Extracted data records:
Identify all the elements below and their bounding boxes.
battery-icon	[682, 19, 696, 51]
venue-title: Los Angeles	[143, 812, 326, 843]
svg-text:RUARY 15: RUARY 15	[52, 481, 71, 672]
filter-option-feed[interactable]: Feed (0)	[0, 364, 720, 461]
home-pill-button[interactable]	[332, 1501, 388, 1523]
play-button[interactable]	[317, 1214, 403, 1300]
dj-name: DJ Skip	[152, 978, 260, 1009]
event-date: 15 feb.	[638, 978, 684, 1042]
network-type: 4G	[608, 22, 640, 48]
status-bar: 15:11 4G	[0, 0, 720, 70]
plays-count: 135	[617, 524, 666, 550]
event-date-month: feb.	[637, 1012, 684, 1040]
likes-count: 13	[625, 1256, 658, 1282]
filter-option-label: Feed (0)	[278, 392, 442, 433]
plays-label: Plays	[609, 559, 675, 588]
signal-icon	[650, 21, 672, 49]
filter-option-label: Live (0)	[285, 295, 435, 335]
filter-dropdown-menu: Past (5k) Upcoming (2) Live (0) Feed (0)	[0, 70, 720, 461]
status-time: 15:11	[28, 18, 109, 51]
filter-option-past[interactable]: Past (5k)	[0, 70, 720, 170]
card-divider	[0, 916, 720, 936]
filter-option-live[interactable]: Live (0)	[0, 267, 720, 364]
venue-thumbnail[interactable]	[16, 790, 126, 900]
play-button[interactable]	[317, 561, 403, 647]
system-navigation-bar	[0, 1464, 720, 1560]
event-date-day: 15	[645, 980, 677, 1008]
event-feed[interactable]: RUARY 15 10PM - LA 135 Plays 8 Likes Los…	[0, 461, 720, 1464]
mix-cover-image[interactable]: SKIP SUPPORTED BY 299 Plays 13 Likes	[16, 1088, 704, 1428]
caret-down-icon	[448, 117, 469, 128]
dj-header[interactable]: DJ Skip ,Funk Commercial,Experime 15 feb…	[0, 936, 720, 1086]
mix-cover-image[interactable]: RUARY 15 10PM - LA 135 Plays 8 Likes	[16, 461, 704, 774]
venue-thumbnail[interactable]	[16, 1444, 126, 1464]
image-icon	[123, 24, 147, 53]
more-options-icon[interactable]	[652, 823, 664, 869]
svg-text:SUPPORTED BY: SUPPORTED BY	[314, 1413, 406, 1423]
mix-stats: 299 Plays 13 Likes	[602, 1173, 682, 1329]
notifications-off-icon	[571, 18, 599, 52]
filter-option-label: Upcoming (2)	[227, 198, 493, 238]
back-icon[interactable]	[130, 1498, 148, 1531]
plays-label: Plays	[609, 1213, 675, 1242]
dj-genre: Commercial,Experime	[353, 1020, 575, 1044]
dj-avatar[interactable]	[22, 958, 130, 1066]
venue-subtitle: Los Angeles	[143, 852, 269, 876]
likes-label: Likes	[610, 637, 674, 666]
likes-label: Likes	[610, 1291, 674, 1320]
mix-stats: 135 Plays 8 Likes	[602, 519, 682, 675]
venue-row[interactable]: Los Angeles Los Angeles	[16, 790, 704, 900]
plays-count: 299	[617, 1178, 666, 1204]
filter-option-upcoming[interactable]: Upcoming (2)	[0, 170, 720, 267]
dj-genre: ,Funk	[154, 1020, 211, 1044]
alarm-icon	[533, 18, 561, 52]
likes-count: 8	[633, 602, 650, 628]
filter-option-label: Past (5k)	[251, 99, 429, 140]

### What needs to be done
Can you quote the records word for word, starting at the very first line and ending at the line that contains "559, 675, 588]", with both of those lines included?

### Exercise solution
Identify all the elements below and their bounding boxes.
battery-icon	[682, 19, 696, 51]
venue-title: Los Angeles	[143, 812, 326, 843]
svg-text:RUARY 15: RUARY 15	[52, 481, 71, 672]
filter-option-feed[interactable]: Feed (0)	[0, 364, 720, 461]
home-pill-button[interactable]	[332, 1501, 388, 1523]
play-button[interactable]	[317, 1214, 403, 1300]
dj-name: DJ Skip	[152, 978, 260, 1009]
event-date: 15 feb.	[638, 978, 684, 1042]
network-type: 4G	[608, 22, 640, 48]
status-bar: 15:11 4G	[0, 0, 720, 70]
plays-count: 135	[617, 524, 666, 550]
event-date-month: feb.	[637, 1012, 684, 1040]
likes-count: 13	[625, 1256, 658, 1282]
filter-option-label: Feed (0)	[278, 392, 442, 433]
plays-label: Plays	[609, 559, 675, 588]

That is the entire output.